_Data records_.
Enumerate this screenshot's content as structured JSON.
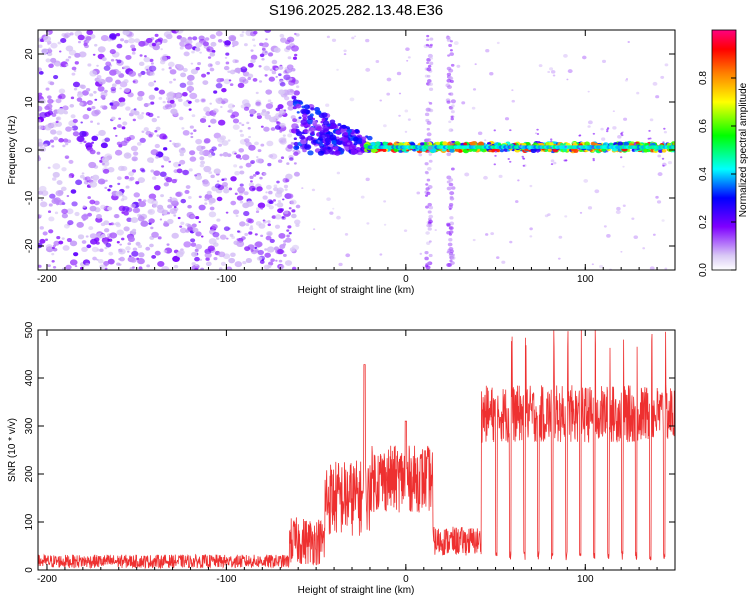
{
  "title": "S196.2025.282.13.48.E36",
  "colors": {
    "points": "#8a2be2",
    "snr_line": "#ee3030",
    "colorbar_stops": [
      "#d9c9f5",
      "#7f00ff",
      "#0000ff",
      "#00ffff",
      "#00ff00",
      "#ffff00",
      "#ff7f00",
      "#ff0000",
      "#ff0080"
    ]
  },
  "chart_data": [
    {
      "type": "scatter",
      "name": "spectrogram",
      "xlabel": "Height of straight line (km)",
      "ylabel": "Frequency (Hz)",
      "xlim": [
        -205,
        150
      ],
      "ylim": [
        -25,
        25
      ],
      "xticks": [
        -200,
        -100,
        0,
        100
      ],
      "yticks": [
        -20,
        -10,
        0,
        10,
        20
      ],
      "colorbar": {
        "label": "Normalized spectral amplitude",
        "range": [
          0,
          1
        ],
        "ticks": [
          "0.0",
          "0.2",
          "0.4",
          "0.6",
          "0.8"
        ]
      },
      "features": [
        {
          "desc": "noise cloud",
          "x_range": [
            -205,
            -60
          ],
          "y_range": [
            -25,
            25
          ],
          "amplitude": [
            0.05,
            0.25
          ]
        },
        {
          "desc": "converging chirp",
          "x_range": [
            -60,
            -20
          ],
          "y_from": [
            2,
            8
          ],
          "y_to": [
            1,
            2
          ]
        },
        {
          "desc": "stable carrier",
          "x_range": [
            -20,
            150
          ],
          "y": 0.5,
          "amplitude": [
            0.4,
            0.95
          ]
        },
        {
          "desc": "vertical stripe",
          "x": 13,
          "y_range": [
            -25,
            25
          ]
        },
        {
          "desc": "vertical stripe",
          "x": 25,
          "y_range": [
            -25,
            25
          ]
        }
      ]
    },
    {
      "type": "line",
      "name": "snr",
      "xlabel": "Height of straight line (km)",
      "ylabel": "SNR (10 * v/v)",
      "xlim": [
        -205,
        150
      ],
      "ylim": [
        0,
        500
      ],
      "xticks": [
        -200,
        -100,
        0,
        100
      ],
      "yticks": [
        0,
        100,
        200,
        300,
        400,
        500
      ],
      "segments": [
        {
          "x_range": [
            -205,
            -65
          ],
          "level": 18,
          "noise": 14
        },
        {
          "x_range": [
            -65,
            -45
          ],
          "level": 60,
          "noise": 50
        },
        {
          "x_range": [
            -45,
            -20
          ],
          "level": 150,
          "noise": 80
        },
        {
          "x_range": [
            -20,
            15
          ],
          "level": 190,
          "noise": 70
        },
        {
          "x_range": [
            15,
            42
          ],
          "level": 60,
          "noise": 30
        },
        {
          "x_range": [
            42,
            150
          ],
          "level": 325,
          "noise": 60
        }
      ],
      "spikes": [
        {
          "x": -23,
          "y": 428
        },
        {
          "x": 0,
          "y": 310
        }
      ],
      "dropout_spacing_km": 7.8,
      "dropout_start_km": 50
    }
  ]
}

_REQUIRED WORK_.
Write out each line of the data that holds the string "desc".

_EXPECTED ANSWER_.
          "desc": "noise cloud",
          "desc": "converging chirp",
          "desc": "stable carrier",
          "desc": "vertical stripe",
          "desc": "vertical stripe",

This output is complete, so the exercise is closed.